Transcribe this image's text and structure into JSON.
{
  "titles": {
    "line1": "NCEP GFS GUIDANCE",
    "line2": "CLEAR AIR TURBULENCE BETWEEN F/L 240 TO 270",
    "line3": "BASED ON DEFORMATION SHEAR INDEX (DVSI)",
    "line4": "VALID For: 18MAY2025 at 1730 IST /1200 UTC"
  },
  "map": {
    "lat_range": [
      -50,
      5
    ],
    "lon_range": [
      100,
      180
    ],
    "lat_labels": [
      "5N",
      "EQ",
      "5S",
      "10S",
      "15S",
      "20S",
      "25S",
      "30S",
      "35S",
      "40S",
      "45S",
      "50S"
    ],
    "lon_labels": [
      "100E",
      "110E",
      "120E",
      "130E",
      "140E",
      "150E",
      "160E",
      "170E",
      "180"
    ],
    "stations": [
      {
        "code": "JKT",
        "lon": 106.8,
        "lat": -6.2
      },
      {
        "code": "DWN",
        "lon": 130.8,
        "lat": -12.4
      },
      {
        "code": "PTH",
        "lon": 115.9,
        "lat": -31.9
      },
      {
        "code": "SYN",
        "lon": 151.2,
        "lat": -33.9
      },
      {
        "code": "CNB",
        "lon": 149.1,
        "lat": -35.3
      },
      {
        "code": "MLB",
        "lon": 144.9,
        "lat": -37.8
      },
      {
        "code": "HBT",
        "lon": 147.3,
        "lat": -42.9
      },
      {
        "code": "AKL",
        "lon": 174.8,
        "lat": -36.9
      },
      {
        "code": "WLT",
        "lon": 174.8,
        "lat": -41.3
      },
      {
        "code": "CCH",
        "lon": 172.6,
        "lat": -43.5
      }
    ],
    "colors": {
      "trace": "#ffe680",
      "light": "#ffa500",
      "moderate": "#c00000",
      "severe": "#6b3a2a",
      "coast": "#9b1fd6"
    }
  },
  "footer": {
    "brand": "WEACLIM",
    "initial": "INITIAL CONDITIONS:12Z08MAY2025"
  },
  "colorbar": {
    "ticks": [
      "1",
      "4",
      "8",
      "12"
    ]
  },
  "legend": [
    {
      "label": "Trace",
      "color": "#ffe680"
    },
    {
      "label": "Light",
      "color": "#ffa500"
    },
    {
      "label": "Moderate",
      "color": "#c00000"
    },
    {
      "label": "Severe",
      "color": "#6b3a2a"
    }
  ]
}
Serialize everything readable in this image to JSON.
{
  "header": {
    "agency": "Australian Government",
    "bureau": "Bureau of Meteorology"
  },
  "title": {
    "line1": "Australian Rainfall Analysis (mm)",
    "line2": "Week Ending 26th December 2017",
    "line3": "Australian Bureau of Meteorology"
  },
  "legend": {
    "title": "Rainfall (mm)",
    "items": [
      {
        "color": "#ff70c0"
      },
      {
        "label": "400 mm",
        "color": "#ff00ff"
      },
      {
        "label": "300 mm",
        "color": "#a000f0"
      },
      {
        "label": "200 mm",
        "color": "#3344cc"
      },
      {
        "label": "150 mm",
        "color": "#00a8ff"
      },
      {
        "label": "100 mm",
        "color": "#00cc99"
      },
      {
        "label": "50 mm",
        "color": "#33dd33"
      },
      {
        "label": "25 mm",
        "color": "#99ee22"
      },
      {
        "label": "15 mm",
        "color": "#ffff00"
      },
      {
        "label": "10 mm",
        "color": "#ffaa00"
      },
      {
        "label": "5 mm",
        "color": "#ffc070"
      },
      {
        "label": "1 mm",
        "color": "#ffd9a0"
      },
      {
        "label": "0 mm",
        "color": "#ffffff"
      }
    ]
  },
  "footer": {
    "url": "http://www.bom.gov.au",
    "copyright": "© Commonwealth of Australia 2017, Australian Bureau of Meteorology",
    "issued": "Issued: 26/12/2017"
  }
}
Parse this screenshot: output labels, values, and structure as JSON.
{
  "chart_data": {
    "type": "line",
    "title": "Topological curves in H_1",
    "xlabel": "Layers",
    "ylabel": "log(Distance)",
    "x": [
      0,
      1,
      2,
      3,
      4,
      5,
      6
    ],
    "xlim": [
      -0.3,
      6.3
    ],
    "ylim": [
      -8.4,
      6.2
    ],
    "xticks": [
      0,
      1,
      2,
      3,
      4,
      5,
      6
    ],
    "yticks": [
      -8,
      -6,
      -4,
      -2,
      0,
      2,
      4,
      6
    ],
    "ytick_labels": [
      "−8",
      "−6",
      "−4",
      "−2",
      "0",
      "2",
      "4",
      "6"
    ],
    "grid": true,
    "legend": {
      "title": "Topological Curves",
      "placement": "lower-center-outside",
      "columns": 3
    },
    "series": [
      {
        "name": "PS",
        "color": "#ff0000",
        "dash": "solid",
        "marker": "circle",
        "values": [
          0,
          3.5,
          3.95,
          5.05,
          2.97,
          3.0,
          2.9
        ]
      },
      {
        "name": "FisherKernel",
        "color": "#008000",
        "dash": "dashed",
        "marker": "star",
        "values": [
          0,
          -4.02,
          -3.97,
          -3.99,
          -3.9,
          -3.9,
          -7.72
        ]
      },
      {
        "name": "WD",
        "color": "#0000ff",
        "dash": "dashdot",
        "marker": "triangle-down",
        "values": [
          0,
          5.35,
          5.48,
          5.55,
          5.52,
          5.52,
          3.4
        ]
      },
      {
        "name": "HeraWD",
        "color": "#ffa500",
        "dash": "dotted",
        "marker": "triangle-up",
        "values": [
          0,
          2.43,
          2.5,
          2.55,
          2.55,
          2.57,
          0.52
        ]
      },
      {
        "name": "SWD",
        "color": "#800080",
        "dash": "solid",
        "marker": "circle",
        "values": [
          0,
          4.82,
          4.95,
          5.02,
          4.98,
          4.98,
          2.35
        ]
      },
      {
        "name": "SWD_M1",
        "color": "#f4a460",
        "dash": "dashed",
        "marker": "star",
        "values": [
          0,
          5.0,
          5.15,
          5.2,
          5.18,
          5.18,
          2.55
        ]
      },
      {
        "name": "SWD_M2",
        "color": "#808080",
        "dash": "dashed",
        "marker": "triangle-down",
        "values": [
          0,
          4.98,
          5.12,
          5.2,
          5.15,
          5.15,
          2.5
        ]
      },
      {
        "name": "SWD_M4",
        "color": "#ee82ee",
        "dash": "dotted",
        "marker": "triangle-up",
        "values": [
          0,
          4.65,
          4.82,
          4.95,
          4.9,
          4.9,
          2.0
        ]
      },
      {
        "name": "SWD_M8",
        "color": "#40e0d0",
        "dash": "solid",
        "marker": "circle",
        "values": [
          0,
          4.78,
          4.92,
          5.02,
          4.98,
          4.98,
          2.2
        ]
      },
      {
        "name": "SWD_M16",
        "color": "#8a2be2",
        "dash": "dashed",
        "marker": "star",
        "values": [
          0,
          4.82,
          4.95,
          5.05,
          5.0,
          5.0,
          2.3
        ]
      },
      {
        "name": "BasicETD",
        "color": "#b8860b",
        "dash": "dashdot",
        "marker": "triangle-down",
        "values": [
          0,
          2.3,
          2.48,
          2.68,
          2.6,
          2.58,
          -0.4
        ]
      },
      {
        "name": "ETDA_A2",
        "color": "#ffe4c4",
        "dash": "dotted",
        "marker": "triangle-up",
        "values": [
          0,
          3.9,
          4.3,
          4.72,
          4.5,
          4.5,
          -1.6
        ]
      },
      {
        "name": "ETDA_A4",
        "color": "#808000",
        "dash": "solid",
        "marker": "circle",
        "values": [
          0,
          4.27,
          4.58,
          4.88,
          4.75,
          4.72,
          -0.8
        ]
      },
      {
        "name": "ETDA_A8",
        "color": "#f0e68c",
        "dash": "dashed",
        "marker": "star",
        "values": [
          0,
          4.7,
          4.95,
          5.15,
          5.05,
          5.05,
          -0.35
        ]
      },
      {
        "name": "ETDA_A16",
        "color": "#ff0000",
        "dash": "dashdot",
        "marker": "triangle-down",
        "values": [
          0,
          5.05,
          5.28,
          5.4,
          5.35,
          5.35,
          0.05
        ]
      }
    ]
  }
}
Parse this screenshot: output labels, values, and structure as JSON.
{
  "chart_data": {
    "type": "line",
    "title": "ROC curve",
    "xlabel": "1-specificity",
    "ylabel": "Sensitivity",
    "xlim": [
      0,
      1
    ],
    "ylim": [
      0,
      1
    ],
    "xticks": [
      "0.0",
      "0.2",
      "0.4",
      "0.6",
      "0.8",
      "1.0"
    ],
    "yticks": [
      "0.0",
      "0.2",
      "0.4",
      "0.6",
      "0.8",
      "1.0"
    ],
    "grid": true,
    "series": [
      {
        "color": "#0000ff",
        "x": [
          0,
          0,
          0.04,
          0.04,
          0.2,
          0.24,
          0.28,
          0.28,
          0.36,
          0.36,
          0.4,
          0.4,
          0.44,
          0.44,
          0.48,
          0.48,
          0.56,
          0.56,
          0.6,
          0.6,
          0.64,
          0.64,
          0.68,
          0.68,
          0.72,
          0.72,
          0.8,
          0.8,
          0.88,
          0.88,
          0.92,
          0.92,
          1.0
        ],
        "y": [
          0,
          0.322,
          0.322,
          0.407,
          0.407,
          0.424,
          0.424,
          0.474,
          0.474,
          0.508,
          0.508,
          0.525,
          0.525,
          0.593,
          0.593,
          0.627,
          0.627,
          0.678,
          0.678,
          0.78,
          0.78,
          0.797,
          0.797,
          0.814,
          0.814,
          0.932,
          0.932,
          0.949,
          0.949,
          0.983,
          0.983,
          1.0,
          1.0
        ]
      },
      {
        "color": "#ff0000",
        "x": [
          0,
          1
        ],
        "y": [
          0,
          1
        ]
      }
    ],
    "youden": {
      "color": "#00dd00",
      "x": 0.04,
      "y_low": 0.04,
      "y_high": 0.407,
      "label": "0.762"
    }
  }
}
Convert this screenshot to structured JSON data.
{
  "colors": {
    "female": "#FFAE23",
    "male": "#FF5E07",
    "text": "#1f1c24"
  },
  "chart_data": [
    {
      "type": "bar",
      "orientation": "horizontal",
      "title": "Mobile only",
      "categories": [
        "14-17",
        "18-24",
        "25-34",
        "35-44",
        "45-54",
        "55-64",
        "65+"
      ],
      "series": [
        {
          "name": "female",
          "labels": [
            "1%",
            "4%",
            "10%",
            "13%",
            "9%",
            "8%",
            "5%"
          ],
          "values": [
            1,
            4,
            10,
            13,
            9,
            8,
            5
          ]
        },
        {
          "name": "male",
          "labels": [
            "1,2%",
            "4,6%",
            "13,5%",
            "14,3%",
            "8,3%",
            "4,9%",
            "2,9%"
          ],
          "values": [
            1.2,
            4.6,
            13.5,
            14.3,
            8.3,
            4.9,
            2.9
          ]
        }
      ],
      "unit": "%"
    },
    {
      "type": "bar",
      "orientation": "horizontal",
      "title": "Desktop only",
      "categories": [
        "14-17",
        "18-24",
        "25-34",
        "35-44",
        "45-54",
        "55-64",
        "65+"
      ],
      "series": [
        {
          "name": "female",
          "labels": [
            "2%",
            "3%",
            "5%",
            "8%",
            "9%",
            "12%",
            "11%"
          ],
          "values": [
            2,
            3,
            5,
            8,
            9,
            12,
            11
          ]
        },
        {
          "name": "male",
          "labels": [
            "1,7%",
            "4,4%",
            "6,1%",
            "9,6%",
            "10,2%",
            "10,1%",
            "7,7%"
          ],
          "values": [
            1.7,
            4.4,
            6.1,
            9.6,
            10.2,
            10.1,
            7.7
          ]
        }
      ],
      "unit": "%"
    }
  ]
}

#### Stated goal
Locate the string "image" in the listing above and copy every line where it occurs.

#### Task response
Transcribe this image's text and structure into JSON.
Serialize everything readable in this image to JSON.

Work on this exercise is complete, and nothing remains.